[Extracted records]
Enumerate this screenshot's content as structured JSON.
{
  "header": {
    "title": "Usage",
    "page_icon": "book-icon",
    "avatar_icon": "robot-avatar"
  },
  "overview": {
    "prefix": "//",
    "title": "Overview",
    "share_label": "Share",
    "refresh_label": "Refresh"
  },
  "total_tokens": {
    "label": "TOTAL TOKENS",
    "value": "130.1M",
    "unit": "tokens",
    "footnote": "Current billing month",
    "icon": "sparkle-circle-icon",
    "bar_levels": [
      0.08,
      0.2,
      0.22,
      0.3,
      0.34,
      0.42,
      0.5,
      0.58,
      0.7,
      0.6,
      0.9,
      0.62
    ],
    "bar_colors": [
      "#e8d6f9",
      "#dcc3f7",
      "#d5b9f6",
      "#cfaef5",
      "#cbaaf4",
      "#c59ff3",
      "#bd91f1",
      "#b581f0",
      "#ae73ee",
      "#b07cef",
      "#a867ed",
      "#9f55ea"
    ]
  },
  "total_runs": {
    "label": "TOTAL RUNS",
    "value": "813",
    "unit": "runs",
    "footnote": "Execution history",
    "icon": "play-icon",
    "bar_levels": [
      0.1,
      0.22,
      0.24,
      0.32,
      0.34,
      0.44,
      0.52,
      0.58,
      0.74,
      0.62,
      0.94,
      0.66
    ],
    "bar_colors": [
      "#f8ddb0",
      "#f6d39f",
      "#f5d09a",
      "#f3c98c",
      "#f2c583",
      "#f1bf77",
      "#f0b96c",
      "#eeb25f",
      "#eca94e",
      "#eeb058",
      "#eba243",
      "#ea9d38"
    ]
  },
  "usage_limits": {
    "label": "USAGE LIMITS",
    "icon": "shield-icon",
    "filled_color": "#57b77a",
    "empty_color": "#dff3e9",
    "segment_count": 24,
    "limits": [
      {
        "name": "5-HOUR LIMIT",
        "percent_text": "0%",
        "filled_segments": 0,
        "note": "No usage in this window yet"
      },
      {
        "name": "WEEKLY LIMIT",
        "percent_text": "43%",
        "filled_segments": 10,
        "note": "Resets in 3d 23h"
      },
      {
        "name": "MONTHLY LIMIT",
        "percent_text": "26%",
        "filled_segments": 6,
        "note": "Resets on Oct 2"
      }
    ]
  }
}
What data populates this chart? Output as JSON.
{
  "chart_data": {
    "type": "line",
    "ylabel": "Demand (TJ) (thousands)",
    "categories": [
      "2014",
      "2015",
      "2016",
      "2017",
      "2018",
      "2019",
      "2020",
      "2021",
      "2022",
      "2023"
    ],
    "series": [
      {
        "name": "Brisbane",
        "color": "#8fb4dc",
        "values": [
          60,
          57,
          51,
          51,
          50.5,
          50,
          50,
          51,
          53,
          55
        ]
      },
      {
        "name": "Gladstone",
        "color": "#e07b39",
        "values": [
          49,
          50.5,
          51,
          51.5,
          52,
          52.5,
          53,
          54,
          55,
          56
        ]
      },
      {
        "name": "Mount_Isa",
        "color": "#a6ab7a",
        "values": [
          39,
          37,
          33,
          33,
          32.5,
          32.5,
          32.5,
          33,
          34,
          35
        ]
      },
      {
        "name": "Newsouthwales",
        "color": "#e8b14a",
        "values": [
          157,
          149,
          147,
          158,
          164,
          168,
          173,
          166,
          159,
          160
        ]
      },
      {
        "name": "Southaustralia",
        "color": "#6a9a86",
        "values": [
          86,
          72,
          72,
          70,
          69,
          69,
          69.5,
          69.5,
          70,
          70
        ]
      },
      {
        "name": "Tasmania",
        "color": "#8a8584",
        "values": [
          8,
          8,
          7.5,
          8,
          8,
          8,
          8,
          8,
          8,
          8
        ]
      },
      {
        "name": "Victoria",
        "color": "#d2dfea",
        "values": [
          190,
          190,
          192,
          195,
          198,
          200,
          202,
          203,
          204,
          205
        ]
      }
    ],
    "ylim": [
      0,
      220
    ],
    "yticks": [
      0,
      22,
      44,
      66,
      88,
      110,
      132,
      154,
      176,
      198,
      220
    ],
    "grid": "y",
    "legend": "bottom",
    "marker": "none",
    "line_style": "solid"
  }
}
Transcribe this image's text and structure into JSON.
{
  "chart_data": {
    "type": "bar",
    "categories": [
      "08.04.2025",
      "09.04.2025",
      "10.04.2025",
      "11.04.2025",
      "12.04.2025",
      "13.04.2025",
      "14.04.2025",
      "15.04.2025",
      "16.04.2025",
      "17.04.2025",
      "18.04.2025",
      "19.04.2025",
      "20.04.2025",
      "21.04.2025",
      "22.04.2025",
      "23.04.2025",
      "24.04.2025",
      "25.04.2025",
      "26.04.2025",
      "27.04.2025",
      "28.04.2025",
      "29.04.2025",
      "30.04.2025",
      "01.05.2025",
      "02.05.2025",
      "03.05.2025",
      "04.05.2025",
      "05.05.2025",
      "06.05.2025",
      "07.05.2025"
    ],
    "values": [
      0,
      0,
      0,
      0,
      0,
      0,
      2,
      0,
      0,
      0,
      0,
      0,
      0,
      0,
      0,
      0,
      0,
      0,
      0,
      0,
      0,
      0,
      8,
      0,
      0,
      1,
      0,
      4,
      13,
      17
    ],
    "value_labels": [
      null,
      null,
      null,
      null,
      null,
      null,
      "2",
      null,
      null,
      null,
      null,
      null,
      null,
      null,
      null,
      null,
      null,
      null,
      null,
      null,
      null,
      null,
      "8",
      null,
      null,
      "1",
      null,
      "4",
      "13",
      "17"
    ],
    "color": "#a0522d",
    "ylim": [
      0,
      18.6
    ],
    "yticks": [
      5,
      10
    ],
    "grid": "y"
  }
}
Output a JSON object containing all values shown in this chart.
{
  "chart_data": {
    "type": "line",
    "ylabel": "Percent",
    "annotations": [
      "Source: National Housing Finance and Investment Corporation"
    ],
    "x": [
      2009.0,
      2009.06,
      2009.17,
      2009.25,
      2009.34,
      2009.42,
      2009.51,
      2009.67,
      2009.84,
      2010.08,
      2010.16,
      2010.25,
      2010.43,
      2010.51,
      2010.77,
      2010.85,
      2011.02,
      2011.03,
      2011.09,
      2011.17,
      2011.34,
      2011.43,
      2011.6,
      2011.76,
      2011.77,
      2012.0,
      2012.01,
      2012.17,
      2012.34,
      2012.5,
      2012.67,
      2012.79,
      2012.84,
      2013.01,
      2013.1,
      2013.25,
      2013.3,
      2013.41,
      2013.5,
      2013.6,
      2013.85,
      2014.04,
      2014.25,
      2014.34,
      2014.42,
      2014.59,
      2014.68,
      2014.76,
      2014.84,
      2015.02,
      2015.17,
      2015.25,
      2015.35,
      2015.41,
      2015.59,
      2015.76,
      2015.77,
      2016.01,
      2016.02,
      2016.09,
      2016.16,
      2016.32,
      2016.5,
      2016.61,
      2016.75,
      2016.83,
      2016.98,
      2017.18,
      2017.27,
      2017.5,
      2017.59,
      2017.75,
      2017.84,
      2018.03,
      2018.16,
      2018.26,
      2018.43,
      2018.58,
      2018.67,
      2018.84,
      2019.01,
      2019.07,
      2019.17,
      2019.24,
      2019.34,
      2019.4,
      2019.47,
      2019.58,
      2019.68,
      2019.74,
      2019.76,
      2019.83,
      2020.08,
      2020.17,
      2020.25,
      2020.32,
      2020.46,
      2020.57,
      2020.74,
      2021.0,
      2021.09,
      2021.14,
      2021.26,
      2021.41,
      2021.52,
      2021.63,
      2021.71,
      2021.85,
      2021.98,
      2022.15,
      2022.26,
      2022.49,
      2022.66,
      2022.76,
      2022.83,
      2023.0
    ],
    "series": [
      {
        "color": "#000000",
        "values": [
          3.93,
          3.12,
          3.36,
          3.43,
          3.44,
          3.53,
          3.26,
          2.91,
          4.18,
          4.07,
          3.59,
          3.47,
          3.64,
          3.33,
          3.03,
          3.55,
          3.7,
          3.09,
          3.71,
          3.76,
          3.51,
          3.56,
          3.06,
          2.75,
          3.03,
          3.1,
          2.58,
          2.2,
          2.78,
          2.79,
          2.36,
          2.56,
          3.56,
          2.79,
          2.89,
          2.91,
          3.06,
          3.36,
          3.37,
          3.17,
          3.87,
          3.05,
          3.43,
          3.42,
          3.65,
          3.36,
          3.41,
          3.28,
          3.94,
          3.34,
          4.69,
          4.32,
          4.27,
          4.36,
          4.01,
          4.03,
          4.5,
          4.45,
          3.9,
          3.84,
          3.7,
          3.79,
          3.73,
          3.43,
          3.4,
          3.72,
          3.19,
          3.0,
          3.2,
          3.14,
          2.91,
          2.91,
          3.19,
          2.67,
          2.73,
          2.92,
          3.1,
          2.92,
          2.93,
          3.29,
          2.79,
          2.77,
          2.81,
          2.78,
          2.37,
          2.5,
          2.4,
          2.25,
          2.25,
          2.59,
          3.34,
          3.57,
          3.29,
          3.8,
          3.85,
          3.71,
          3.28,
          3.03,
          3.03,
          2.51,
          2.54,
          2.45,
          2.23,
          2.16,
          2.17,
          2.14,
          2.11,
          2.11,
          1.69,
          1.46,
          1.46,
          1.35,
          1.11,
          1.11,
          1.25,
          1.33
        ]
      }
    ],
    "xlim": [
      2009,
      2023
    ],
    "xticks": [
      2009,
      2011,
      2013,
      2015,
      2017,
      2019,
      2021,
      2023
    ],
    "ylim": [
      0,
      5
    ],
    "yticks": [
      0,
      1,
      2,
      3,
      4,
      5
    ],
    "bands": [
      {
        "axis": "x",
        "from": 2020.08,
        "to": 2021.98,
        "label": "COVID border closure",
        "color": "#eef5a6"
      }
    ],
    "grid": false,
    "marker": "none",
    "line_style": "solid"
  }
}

* _Work required_
Look through the material and copy each line that has "Resets".

* _In response_
        "note": "Resets in 3d 23h"
        "note": "Resets on Oct 2"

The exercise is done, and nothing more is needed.